====== The input ======

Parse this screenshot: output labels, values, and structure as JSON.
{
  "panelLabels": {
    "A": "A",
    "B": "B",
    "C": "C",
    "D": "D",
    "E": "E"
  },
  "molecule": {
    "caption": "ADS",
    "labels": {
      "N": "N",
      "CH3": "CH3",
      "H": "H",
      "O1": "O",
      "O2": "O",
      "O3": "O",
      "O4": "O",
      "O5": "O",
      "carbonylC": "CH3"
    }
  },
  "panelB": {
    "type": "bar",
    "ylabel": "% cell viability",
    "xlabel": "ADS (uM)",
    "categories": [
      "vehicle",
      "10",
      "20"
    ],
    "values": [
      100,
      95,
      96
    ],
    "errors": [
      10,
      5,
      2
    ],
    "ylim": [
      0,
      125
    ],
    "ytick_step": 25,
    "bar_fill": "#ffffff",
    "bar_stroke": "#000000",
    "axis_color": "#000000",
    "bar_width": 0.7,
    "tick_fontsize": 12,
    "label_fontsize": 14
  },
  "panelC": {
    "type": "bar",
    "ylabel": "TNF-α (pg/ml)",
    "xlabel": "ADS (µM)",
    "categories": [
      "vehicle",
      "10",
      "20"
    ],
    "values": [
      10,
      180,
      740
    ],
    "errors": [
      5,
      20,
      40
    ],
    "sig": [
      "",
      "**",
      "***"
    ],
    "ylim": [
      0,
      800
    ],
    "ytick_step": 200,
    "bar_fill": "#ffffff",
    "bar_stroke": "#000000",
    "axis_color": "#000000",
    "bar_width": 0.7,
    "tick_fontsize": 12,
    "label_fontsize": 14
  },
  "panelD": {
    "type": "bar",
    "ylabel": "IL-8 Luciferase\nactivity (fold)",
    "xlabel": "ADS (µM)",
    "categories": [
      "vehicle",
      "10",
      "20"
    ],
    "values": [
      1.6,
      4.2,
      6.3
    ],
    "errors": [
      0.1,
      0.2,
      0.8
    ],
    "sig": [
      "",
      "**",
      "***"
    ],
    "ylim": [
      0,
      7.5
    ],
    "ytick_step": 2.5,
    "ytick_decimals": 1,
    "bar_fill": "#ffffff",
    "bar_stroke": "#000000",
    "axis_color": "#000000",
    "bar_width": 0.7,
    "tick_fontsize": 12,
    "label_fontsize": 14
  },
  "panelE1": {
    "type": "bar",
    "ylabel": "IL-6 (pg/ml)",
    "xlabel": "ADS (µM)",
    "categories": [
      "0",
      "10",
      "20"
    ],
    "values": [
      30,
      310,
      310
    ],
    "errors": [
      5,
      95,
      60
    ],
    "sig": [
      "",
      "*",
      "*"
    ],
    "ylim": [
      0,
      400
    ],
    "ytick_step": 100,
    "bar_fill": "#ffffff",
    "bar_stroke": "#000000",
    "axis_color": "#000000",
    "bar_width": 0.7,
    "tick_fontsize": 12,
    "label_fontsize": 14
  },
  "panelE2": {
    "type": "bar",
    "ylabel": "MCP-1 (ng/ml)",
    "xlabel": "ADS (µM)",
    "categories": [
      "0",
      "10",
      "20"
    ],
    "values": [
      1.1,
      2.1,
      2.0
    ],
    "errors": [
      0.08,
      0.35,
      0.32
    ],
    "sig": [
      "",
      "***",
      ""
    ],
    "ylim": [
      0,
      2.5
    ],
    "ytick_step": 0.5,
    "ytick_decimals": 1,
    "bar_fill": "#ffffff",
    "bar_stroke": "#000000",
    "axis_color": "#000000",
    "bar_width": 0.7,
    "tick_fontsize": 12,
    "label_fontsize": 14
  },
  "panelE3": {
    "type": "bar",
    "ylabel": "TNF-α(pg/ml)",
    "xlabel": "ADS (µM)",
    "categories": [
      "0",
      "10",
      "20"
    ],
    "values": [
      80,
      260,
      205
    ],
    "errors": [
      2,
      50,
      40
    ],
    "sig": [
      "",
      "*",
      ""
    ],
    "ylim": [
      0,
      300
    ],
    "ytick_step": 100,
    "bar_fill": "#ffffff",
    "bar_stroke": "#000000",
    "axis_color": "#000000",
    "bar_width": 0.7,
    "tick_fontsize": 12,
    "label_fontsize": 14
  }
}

======

### Short task
Output the entries exactly.

### Answer to this exercise
Parse this screenshot: output labels, values, and structure as JSON.
{
  "panelLabels": {
    "A": "A",
    "B": "B",
    "C": "C",
    "D": "D",
    "E": "E"
  },
  "molecule": {
    "caption": "ADS",
    "labels": {
      "N": "N",
      "CH3": "CH3",
      "H": "H",
      "O1": "O",
      "O2": "O",
      "O3": "O",
      "O4": "O",
      "O5": "O",
      "carbonylC": "CH3"
    }
  },
  "panelB": {
    "type": "bar",
    "ylabel": "% cell viability",
    "xlabel": "ADS (uM)",
    "categories": [
      "vehicle",
      "10",
      "20"
    ],
    "values": [
      100,
      95,
      96
    ],
    "errors": [
      10,
      5,
      2
    ],
    "ylim": [
      0,
      125
    ],
    "ytick_step": 25,
    "bar_fill": "#ffffff",
    "bar_stroke": "#000000",
    "axis_color": "#000000",
    "bar_width": 0.7,
    "tick_fontsize": 12,
    "label_fontsize": 14
  },
  "panelC": {
    "type": "bar",
    "ylabel": "TNF-α (pg/ml)",
    "xlabel": "ADS (µM)",
    "categories": [
      "vehicle",
      "10",
      "20"
    ],
    "values": [
      10,
      180,
      740
    ],
    "errors": [
      5,
      20,
      40
    ],
    "sig": [
      "",
      "**",
      "***"
    ],
    "ylim": [
      0,
      800
    ],
    "ytick_step": 200,
    "bar_fill": "#ffffff",
    "bar_stroke": "#000000",
    "axis_color": "#000000",
    "bar_width": 0.7,
    "tick_fontsize": 12,
    "label_fontsize": 14
  },
  "panelD": {
    "type": "bar",
    "ylabel": "IL-8 Luciferase\nactivity (fold)",
    "xlabel": "ADS (µM)",
    "categories": [
      "vehicle",
      "10",
      "20"
    ],
    "values": [
      1.6,
      4.2,
      6.3
    ],
    "errors": [
      0.1,
      0.2,
      0.8
    ],
    "sig": [
      "",
      "**",
      "***"
    ],
    "ylim": [
      0,
      7.5
    ],
    "ytick_step": 2.5,
    "ytick_decimals": 1,
    "bar_fill": "#ffffff",
    "bar_stroke": "#000000",
    "axis_color": "#000000",
    "bar_width": 0.7,
    "tick_fontsize": 12,
    "label_fontsize": 14
  },
  "panelE1": {
    "type": "bar",
    "ylabel": "IL-6 (pg/ml)",
    "xlabel": "ADS (µM)",
    "categories": [
      "0",
      "10",
      "20"
    ],
    "values": [
      30,
      310,
      310
    ],
    "errors": [
      5,
      95,
      60
    ],
    "sig": [
      "",
      "*",
      "*"
    ],
    "ylim": [
      0,
      400
    ],
    "ytick_step": 100,
    "bar_fill": "#ffffff",
    "bar_stroke": "#000000",
    "axis_color": "#000000",
    "bar_width": 0.7,
    "tick_fontsize": 12,
    "label_fontsize": 14
  },
  "panelE2": {
    "type": "bar",
    "ylabel": "MCP-1 (ng/ml)",
    "xlabel": "ADS (µM)",
    "categories": [
      "0",
      "10",
      "20"
    ],
    "values": [
      1.1,
      2.1,
      2.0
    ],
    "errors": [
      0.08,
      0.35,
      0.32
    ],
    "sig": [
      "",
      "***",
      ""
    ],
    "ylim": [
      0,
      2.5
    ],
    "ytick_step": 0.5,
    "ytick_decimals": 1,
    "bar_fill": "#ffffff",
    "bar_stroke": "#000000",
    "axis_color": "#000000",
    "bar_width": 0.7,
    "tick_fontsize": 12,
    "label_fontsize": 14
  },
  "panelE3": {
    "type": "bar",
    "ylabel": "TNF-α(pg/ml)",
    "xlabel": "ADS (µM)",
    "categories": [
      "0",
      "10",
      "20"
    ],
    "values": [
      80,
      260,
      205
    ],
    "errors": [
      2,
      50,
      40
    ],
    "sig": [
      "",
      "*",
      ""
    ],
    "ylim": [
      0,
      300
    ],
    "ytick_step": 100,
    "bar_fill": "#ffffff",
    "bar_stroke": "#000000",
    "axis_color": "#000000",
    "bar_width": 0.7,
    "tick_fontsize": 12,
    "label_fontsize": 14
  }
}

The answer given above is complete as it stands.